* Begin *

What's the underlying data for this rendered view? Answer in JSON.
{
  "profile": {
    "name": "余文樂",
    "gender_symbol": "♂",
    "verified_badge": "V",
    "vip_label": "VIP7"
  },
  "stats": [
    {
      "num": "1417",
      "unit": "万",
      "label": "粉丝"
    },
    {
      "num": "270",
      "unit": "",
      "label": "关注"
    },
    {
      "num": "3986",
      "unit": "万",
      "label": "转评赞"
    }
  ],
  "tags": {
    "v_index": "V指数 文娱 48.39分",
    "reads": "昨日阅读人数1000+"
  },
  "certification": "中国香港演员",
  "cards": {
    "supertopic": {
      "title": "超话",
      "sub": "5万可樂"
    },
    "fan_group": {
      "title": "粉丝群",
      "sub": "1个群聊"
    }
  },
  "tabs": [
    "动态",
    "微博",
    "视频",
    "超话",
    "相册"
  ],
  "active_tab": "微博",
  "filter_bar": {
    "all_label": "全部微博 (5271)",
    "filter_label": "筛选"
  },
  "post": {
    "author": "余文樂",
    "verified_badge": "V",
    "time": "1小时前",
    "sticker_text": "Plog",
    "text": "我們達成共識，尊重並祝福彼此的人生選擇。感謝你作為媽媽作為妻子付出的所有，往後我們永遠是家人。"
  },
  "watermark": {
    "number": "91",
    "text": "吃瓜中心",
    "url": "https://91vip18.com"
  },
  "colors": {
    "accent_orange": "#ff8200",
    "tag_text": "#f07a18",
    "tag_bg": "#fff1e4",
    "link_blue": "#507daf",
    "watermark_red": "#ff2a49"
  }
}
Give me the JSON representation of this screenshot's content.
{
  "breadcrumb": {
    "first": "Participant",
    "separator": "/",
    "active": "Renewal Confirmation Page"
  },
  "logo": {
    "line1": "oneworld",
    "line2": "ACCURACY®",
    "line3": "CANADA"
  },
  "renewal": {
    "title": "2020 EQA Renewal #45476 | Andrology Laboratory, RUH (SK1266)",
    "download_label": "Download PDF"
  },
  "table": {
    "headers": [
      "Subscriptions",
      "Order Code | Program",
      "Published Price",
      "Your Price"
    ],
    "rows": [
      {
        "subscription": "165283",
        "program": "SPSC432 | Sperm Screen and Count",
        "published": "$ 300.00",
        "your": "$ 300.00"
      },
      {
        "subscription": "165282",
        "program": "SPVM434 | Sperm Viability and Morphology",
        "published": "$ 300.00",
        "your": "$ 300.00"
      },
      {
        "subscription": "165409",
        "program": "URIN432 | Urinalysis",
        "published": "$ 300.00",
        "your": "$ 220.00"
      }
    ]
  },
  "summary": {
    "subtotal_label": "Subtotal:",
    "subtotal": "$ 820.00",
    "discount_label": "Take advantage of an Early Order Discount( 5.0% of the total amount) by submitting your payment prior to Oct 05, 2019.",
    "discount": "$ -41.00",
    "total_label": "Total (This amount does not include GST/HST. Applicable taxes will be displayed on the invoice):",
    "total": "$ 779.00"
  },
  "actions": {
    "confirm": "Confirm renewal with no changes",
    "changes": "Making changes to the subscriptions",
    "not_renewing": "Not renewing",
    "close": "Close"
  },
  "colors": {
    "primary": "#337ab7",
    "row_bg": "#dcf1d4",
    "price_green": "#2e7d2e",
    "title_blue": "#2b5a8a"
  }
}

* End *

• EXERCISE TASK:
Print out every record again, exactly and in full.

• WRITTEN RESPONSE:
What's the underlying data for this rendered view? Answer in JSON.
{
  "profile": {
    "name": "余文樂",
    "gender_symbol": "♂",
    "verified_badge": "V",
    "vip_label": "VIP7"
  },
  "stats": [
    {
      "num": "1417",
      "unit": "万",
      "label": "粉丝"
    },
    {
      "num": "270",
      "unit": "",
      "label": "关注"
    },
    {
      "num": "3986",
      "unit": "万",
      "label": "转评赞"
    }
  ],
  "tags": {
    "v_index": "V指数 文娱 48.39分",
    "reads": "昨日阅读人数1000+"
  },
  "certification": "中国香港演员",
  "cards": {
    "supertopic": {
      "title": "超话",
      "sub": "5万可樂"
    },
    "fan_group": {
      "title": "粉丝群",
      "sub": "1个群聊"
    }
  },
  "tabs": [
    "动态",
    "微博",
    "视频",
    "超话",
    "相册"
  ],
  "active_tab": "微博",
  "filter_bar": {
    "all_label": "全部微博 (5271)",
    "filter_label": "筛选"
  },
  "post": {
    "author": "余文樂",
    "verified_badge": "V",
    "time": "1小时前",
    "sticker_text": "Plog",
    "text": "我們達成共識，尊重並祝福彼此的人生選擇。感謝你作為媽媽作為妻子付出的所有，往後我們永遠是家人。"
  },
  "watermark": {
    "number": "91",
    "text": "吃瓜中心",
    "url": "https://91vip18.com"
  },
  "colors": {
    "accent_orange": "#ff8200",
    "tag_text": "#f07a18",
    "tag_bg": "#fff1e4",
    "link_blue": "#507daf",
    "watermark_red": "#ff2a49"
  }
}
Give me the JSON representation of this screenshot's content.
{
  "breadcrumb": {
    "first": "Participant",
    "separator": "/",
    "active": "Renewal Confirmation Page"
  },
  "logo": {
    "line1": "oneworld",
    "line2": "ACCURACY®",
    "line3": "CANADA"
  },
  "renewal": {
    "title": "2020 EQA Renewal #45476 | Andrology Laboratory, RUH (SK1266)",
    "download_label": "Download PDF"
  },
  "table": {
    "headers": [
      "Subscriptions",
      "Order Code | Program",
      "Published Price",
      "Your Price"
    ],
    "rows": [
      {
        "subscription": "165283",
        "program": "SPSC432 | Sperm Screen and Count",
        "published": "$ 300.00",
        "your": "$ 300.00"
      },
      {
        "subscription": "165282",
        "program": "SPVM434 | Sperm Viability and Morphology",
        "published": "$ 300.00",
        "your": "$ 300.00"
      },
      {
        "subscription": "165409",
        "program": "URIN432 | Urinalysis",
        "published": "$ 300.00",
        "your": "$ 220.00"
      }
    ]
  },
  "summary": {
    "subtotal_label": "Subtotal:",
    "subtotal": "$ 820.00",
    "discount_label": "Take advantage of an Early Order Discount( 5.0% of the total amount) by submitting your payment prior to Oct 05, 2019.",
    "discount": "$ -41.00",
    "total_label": "Total (This amount does not include GST/HST. Applicable taxes will be displayed on the invoice):",
    "total": "$ 779.00"
  },
  "actions": {
    "confirm": "Confirm renewal with no changes",
    "changes": "Making changes to the subscriptions",
    "not_renewing": "Not renewing",
    "close": "Close"
  },
  "colors": {
    "primary": "#337ab7",
    "row_bg": "#dcf1d4",
    "price_green": "#2e7d2e",
    "title_blue": "#2b5a8a"
  }
}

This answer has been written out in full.